DIRECTIVE: Whenever a line below holds the word "CERTIPOSTAL", copy that line.

[Data records]
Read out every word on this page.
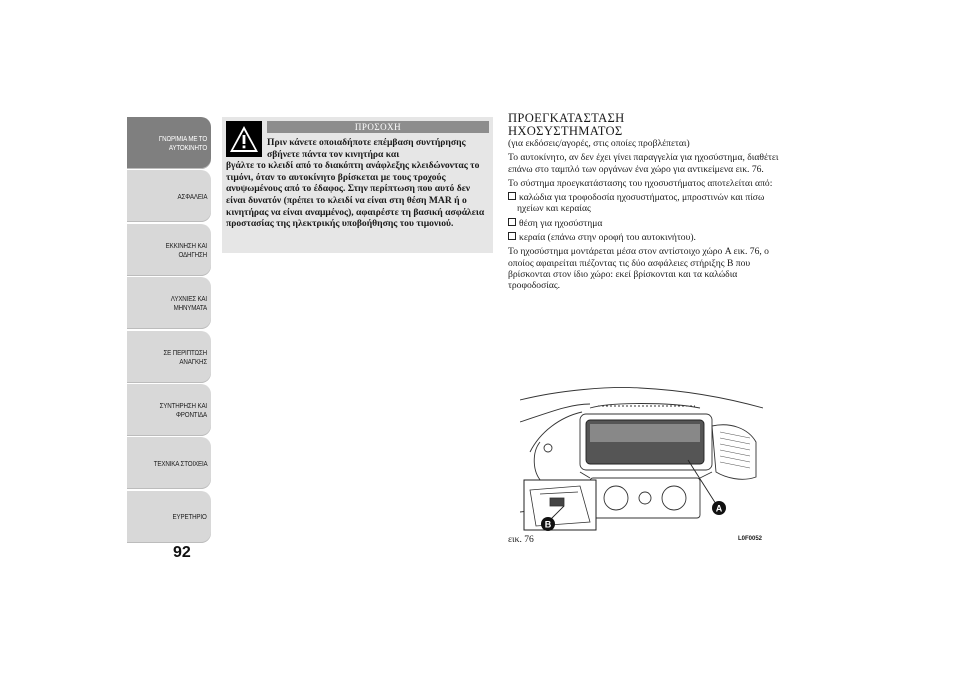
ΓΝΩΡΙΜΙΑ ΜΕ ΤΟ ΑΥΤΟΚΙΝΗΤΟ
ΑΣΦΑΛΕΙΑ
ΕΚΚΙΝΗΣΗ ΚΑΙ ΟΔΗΓΗΣΗ
ΛΥΧΝΙΕΣ ΚΑΙ ΜΗΝΥΜΑΤΑ
ΣΕ ΠΕΡΙΠΤΩΣΗ ΑΝΑΓΚΗΣ
ΣΥΝΤΗΡΗΣΗ ΚΑΙ ΦΡΟΝΤΙΔΑ
ΤΕΧΝΙΚΑ ΣΤΟΙΧΕΙΑ
ΕΥΡΕΤΗΡΙΟ
92
ΠΡΟΣΟΧΗ
Πριν κάνετε οποιαδήποτε επέμβαση συντήρησης σβήνετε πάντα τον κινητήρα και
βγάλτε το κλειδί από το διακόπτη ανάφλεξης κλειδώνοντας το τιμόνι, όταν το αυτοκίνητο βρίσκεται με τους τροχούς ανυψωμένους από το έδαφος. Στην περίπτωση που αυτό δεν είναι δυνατόν (πρέπει το κλειδί να είναι στη θέση MAR ή ο κινητήρας να είναι αναμμένος), αφαιρέστε τη βασική ασφάλεια προστασίας της ηλεκτρικής υποβοήθησης του τιμονιού.
ΠΡΟΕΓΚΑΤΑΣΤΑΣΗ
ΗΧΟΣΥΣΤΗΜΑΤΟΣ

(για εκδόσεις/αγορές, στις οποίες προβλέπεται)

Το αυτοκίνητο, αν δεν έχει γίνει παραγγελία για ηχοσύστημα, διαθέτει επάνω στο ταμπλό των οργάνων ένα χώρο για αντικείμενα εικ. 76.

Το σύστημα προεγκατάστασης του ηχοσυστήματος αποτελείται από:

καλώδια για τροφοδοσία ηχοσυστήματος, μπροστινών και πίσω ηχείων και κεραίας

θέση για ηχοσύστημα

κεραία (επάνω στην οροφή του αυτοκινήτου).

Το ηχοσύστημα μοντάρεται μέσα στον αντίστοιχο χώρο A εικ. 76, ο οποίος αφαιρείται πιέζοντας τις δύο ασφάλειες στήριξης B που βρίσκονται στον ίδιο χώρο: εκεί βρίσκονται και τα καλώδια τροφοδοσίας.

A
B
εικ. 76	L0F0052
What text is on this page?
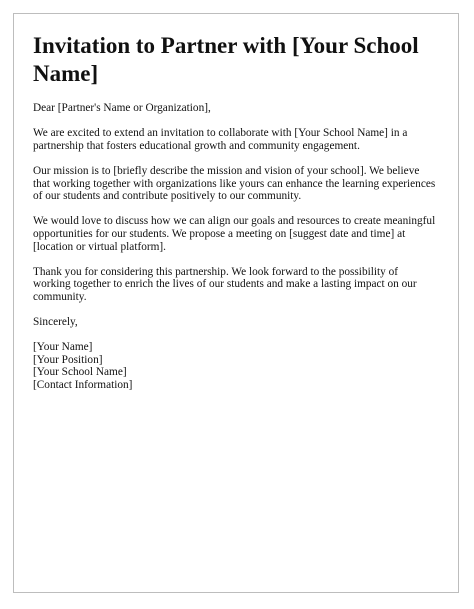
Invitation to Partner with [Your School Name]

Dear [Partner's Name or Organization],

We are excited to extend an invitation to collaborate with [Your School Name] in a partnership that fosters educational growth and community engagement.

Our mission is to [briefly describe the mission and vision of your school]. We believe that working together with organizations like yours can enhance the learning experiences of our students and contribute positively to our community.

We would love to discuss how we can align our goals and resources to create meaningful opportunities for our students. We propose a meeting on [suggest date and time] at [location or virtual platform].

Thank you for considering this partnership. We look forward to the possibility of working together to enrich the lives of our students and make a lasting impact on our community.

Sincerely,

[Your Name]
[Your Position]
[Your School Name]
[Contact Information]
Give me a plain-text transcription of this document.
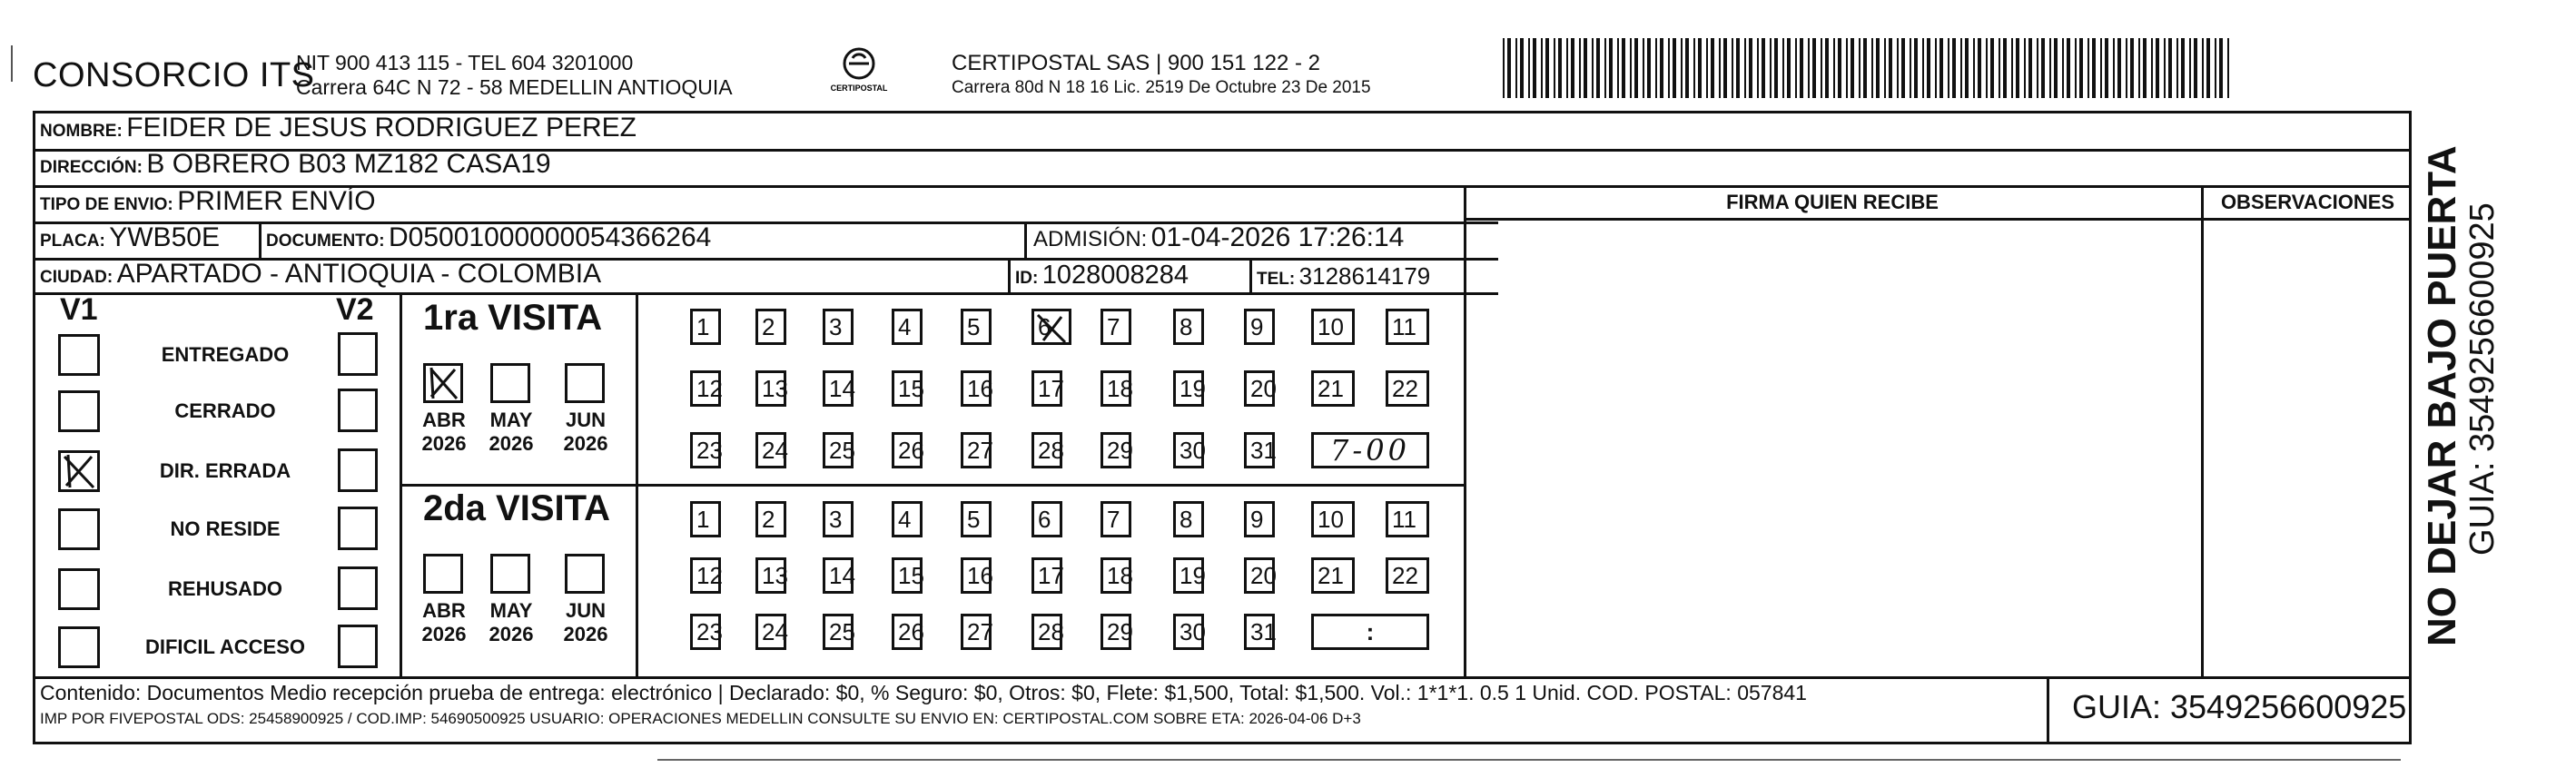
CONSORCIO ITS
NIT 900 413 115 - TEL 604 3201000
Carrera 64C N 72 - 58 MEDELLIN ANTIOQUIA	CERTIPOSTAL
CERTIPOSTAL SAS | 900 151 122 - 2
Carrera 80d N 18 16 Lic. 2519 De Octubre 23 De 2015
NOMBRE: FEIDER DE JESUS RODRIGUEZ PEREZ
DIRECCIÓN: B OBRERO B03 MZ182 CASA19
TIPO DE ENVIO: PRIMER ENVÍO
PLACA: YWB50E	DOCUMENTO: D05001000000054366264	ADMISIÓN: 01-04-2026 17:26:14
CIUDAD: APARTADO - ANTIOQUIA - COLOMBIA	ID: 1028008284	TEL: 3128614179
FIRMA QUIEN RECIBE	OBSERVACIONES
V1	V2
ENTREGADO
CERRADO
DIR. ERRADA
NO RESIDE
REHUSADO
DIFICIL ACCESO
1ra VISITA
2da VISITA
ABR
2026
MAY
2026
JUN
2026
1	2	3	4	5	6	7	8	9	10	11
12 13 14 15 16 17 18 19 20 21	22
23 24 25 26 27 28 29 30 31	7-00
ABR
2026
MAY
2026
JUN
2026
1	2	3	4	5	6	7	8	9	10	11
12 13 14 15 16 17 18 19 20 21	22
23 24 25 26 27 28 29 30 31	:
Contenido: Documentos Medio recepción prueba de entrega: electrónico | Declarado: $0, % Seguro: $0, Otros: $0, Flete: $1,500, Total: $1,500. Vol.: 1*1*1. 0.5 1 Unid. COD. POSTAL: 057841
IMP POR FIVEPOSTAL ODS: 25458900925 / COD.IMP: 54690500925 USUARIO: OPERACIONES MEDELLIN CONSULTE SU ENVIO EN: CERTIPOSTAL.COM SOBRE ETA: 2026-04-06 D+3	GUIA: 3549256600925
NO DEJAR BAJO PUERTA GUIA: 3549256600925
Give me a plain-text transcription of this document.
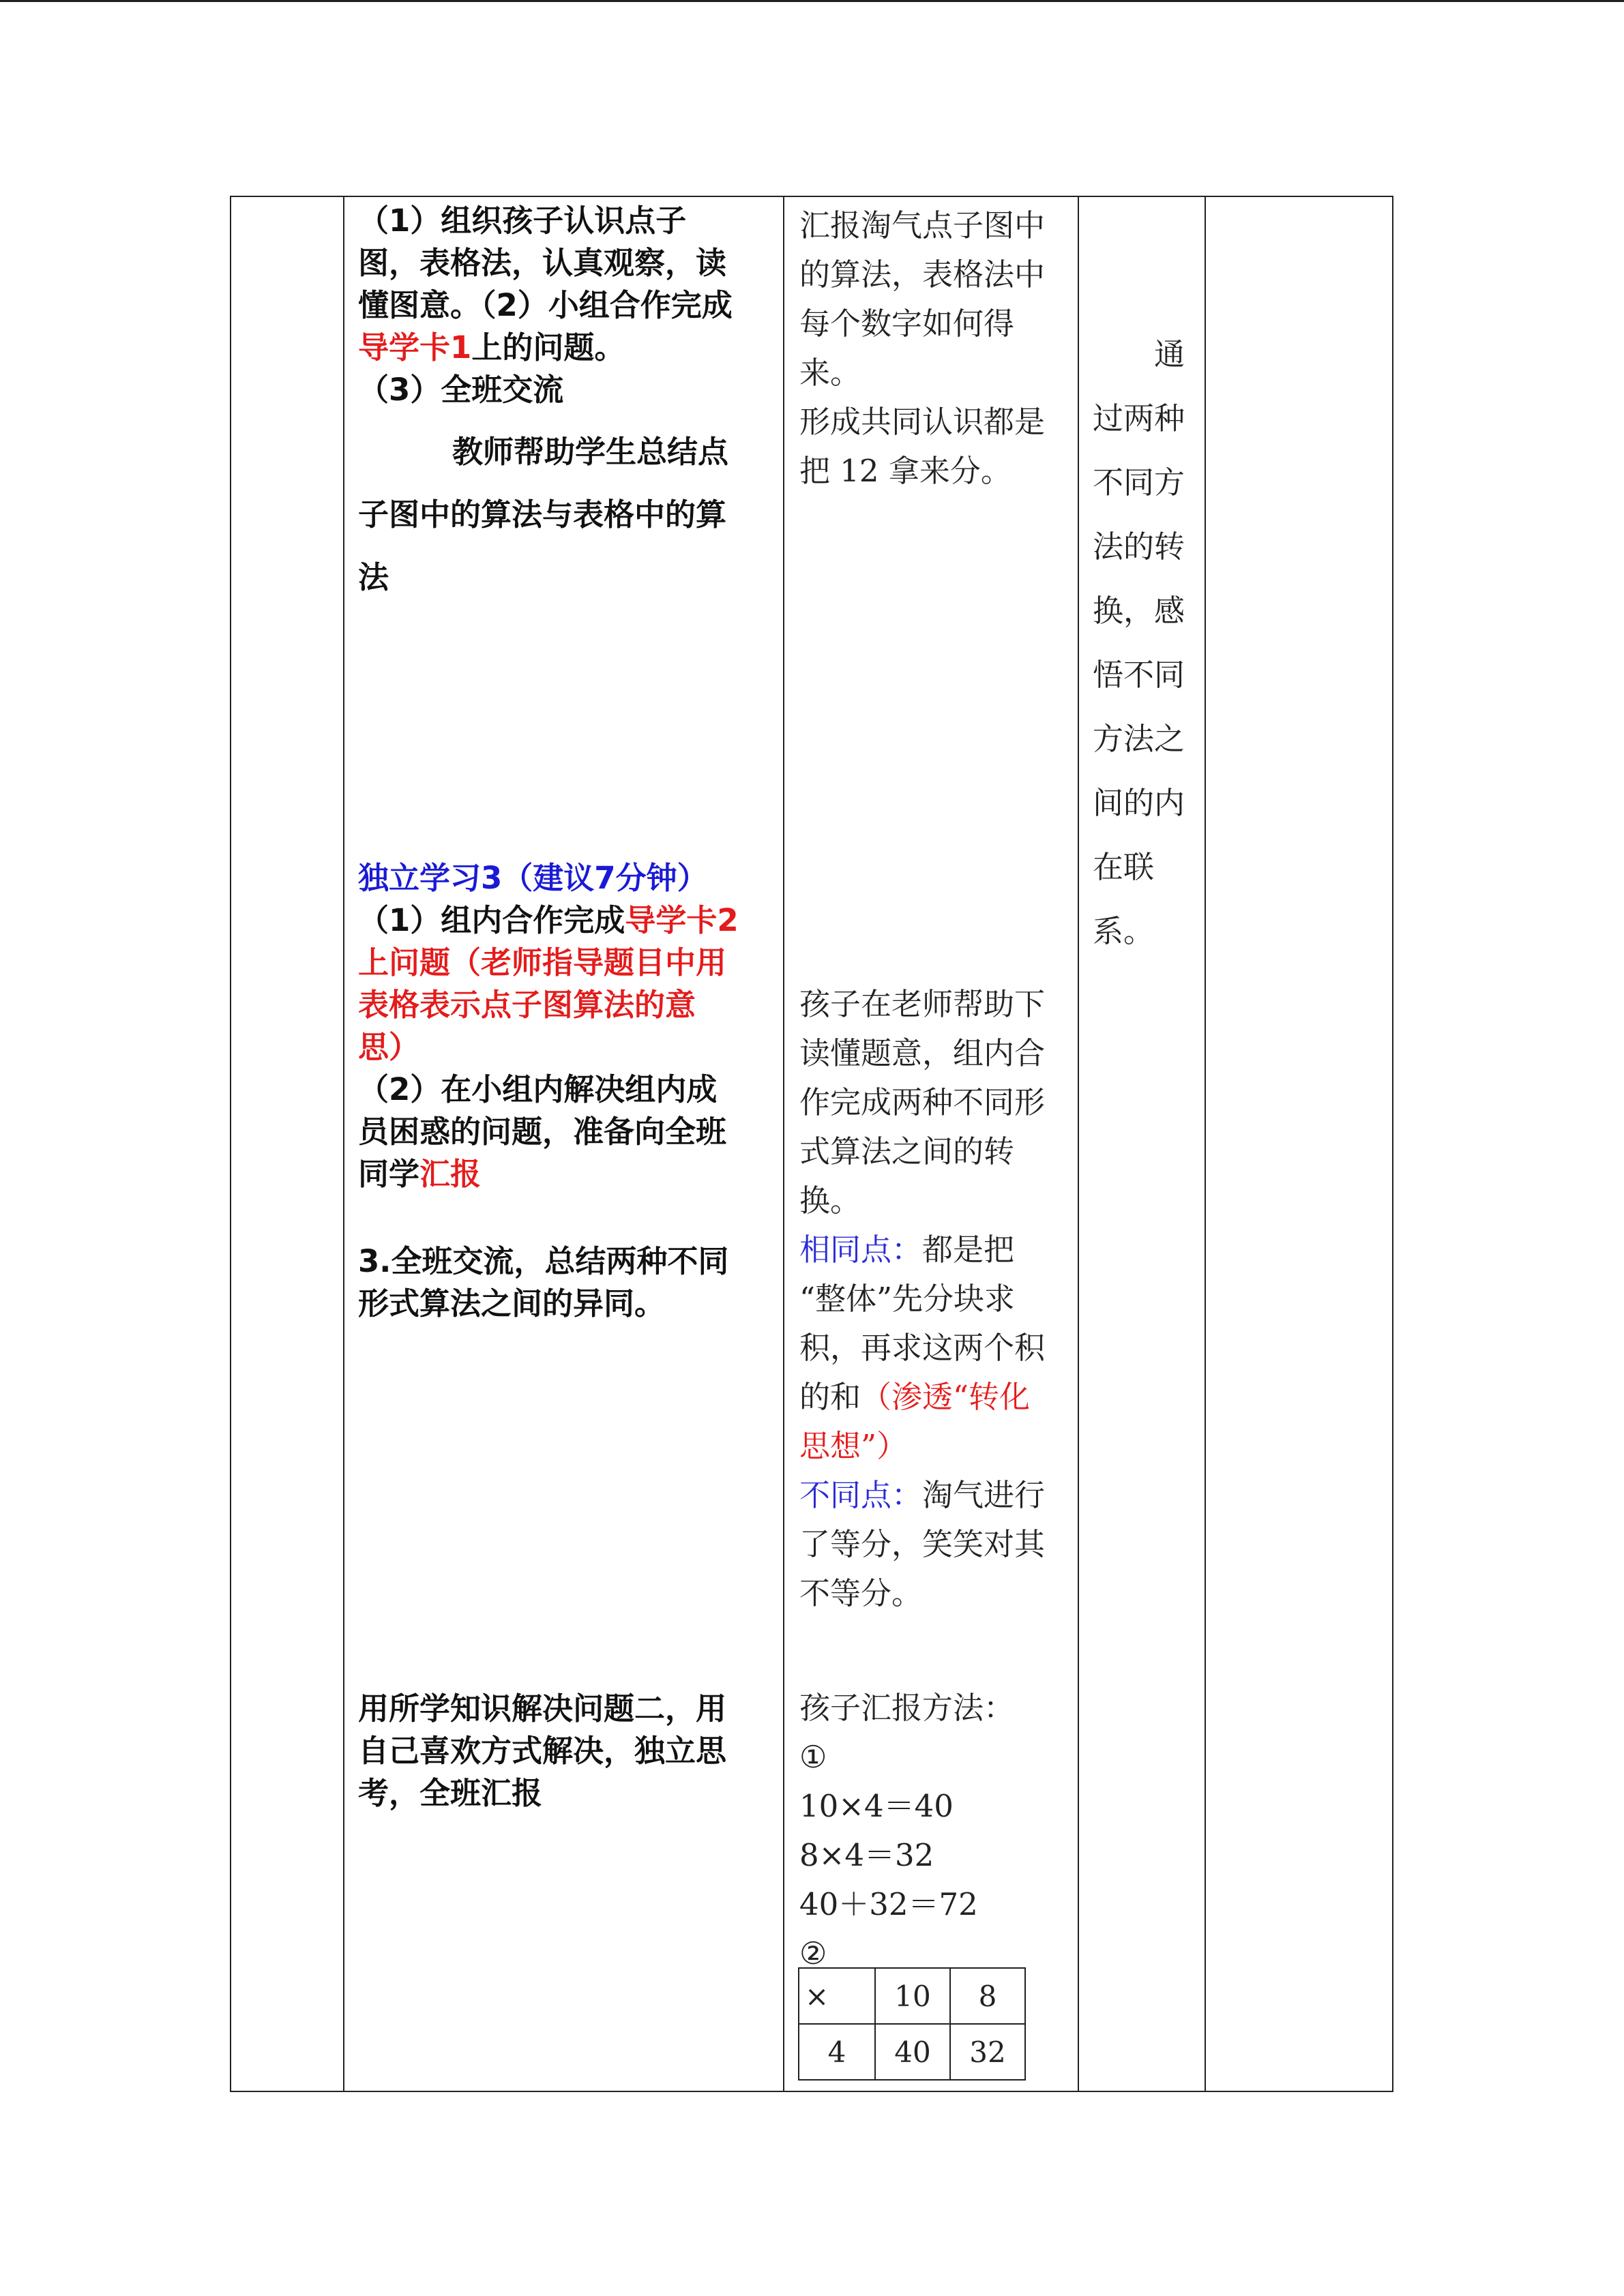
（1）组织孩子认识点子
图，表格法，认真观察，读
懂图意。（2）小组合作完成
导学卡1上的问题。
（3）全班交流
教师帮助学生总结点
子图中的算法与表格中的算
法
独立学习3（建议7分钟）
（1）组内合作完成导学卡2
上问题（老师指导题目中用
表格表示点子图算法的意
思）
（2）在小组内解决组内成
员困惑的问题，准备向全班
同学汇报
3.全班交流，总结两种不同
形式算法之间的异同。
用所学知识解决问题二，用
自己喜欢方式解决，独立思
考，全班汇报
汇报淘气点子图中
的算法，表格法中
每个数字如何得
来。
形成共同认识都是
把 12 拿来分。
孩子在老师帮助下
读懂题意，组内合
作完成两种不同形
式算法之间的转
换。
相同点：都是把
“整体”先分块求
积，再求这两个积
的和（渗透“转化
思想”）
不同点：淘气进行
了等分，笑笑对其
不等分。
孩子汇报方法：
①
10×4＝40
8×4＝32
40＋32＝72
②
×	10	8
4	40	32
通
过两种
不同方
法的转
换，感
悟不同
方法之
间的内
在联
系。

TASK OUTPUT:
Carrera 64C N 72 - 58 MEDELLIN ANTIOQUIA	CERTIPOSTAL
CERTIPOSTAL SAS | 900 151 122 - 2
IMP POR FIVEPOSTAL ODS: 25458900925 / COD.IMP: 54690500925 USUARIO: OPERACIONES MEDELLIN CONSULTE SU ENVIO EN: CERTIPOSTAL.COM SOBRE ETA: 2026-04-06 D+3	GUIA: 3549256600925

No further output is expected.